## What is required:
Each of the entries should be retyped precisely as it appears.

## Provided data:

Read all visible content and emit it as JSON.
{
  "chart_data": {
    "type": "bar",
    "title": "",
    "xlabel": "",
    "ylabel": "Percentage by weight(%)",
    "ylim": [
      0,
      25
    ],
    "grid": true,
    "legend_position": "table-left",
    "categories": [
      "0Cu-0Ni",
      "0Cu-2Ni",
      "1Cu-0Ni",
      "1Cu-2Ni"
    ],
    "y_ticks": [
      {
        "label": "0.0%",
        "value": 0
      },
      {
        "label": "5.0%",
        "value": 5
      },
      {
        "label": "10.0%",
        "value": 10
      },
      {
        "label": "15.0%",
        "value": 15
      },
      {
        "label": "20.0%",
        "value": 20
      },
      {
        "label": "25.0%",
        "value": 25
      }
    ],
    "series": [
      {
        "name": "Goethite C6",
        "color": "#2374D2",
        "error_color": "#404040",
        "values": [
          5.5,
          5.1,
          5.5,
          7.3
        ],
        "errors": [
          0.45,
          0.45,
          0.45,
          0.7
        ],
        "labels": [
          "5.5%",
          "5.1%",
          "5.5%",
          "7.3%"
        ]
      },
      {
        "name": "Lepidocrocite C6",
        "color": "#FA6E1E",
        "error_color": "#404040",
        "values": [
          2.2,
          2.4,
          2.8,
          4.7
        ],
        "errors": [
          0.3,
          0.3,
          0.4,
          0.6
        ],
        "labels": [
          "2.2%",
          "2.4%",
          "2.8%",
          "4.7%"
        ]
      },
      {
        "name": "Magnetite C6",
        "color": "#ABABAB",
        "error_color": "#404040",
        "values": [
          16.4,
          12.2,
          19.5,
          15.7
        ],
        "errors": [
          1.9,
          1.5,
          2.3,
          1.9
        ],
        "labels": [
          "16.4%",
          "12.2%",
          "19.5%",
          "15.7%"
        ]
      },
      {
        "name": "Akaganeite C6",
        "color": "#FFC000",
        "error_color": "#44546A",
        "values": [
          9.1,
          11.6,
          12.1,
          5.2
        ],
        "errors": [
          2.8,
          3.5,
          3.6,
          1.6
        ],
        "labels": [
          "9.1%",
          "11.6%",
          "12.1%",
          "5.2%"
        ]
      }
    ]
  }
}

## Complete answer:
Read all visible content and emit it as JSON.
{
  "chart_data": {
    "type": "bar",
    "title": "",
    "xlabel": "",
    "ylabel": "Percentage by weight(%)",
    "ylim": [
      0,
      25
    ],
    "grid": true,
    "legend_position": "table-left",
    "categories": [
      "0Cu-0Ni",
      "0Cu-2Ni",
      "1Cu-0Ni",
      "1Cu-2Ni"
    ],
    "y_ticks": [
      {
        "label": "0.0%",
        "value": 0
      },
      {
        "label": "5.0%",
        "value": 5
      },
      {
        "label": "10.0%",
        "value": 10
      },
      {
        "label": "15.0%",
        "value": 15
      },
      {
        "label": "20.0%",
        "value": 20
      },
      {
        "label": "25.0%",
        "value": 25
      }
    ],
    "series": [
      {
        "name": "Goethite C6",
        "color": "#2374D2",
        "error_color": "#404040",
        "values": [
          5.5,
          5.1,
          5.5,
          7.3
        ],
        "errors": [
          0.45,
          0.45,
          0.45,
          0.7
        ],
        "labels": [
          "5.5%",
          "5.1%",
          "5.5%",
          "7.3%"
        ]
      },
      {
        "name": "Lepidocrocite C6",
        "color": "#FA6E1E",
        "error_color": "#404040",
        "values": [
          2.2,
          2.4,
          2.8,
          4.7
        ],
        "errors": [
          0.3,
          0.3,
          0.4,
          0.6
        ],
        "labels": [
          "2.2%",
          "2.4%",
          "2.8%",
          "4.7%"
        ]
      },
      {
        "name": "Magnetite C6",
        "color": "#ABABAB",
        "error_color": "#404040",
        "values": [
          16.4,
          12.2,
          19.5,
          15.7
        ],
        "errors": [
          1.9,
          1.5,
          2.3,
          1.9
        ],
        "labels": [
          "16.4%",
          "12.2%",
          "19.5%",
          "15.7%"
        ]
      },
      {
        "name": "Akaganeite C6",
        "color": "#FFC000",
        "error_color": "#44546A",
        "values": [
          9.1,
          11.6,
          12.1,
          5.2
        ],
        "errors": [
          2.8,
          3.5,
          3.6,
          1.6
        ],
        "labels": [
          "9.1%",
          "11.6%",
          "12.1%",
          "5.2%"
        ]
      }
    ]
  }
}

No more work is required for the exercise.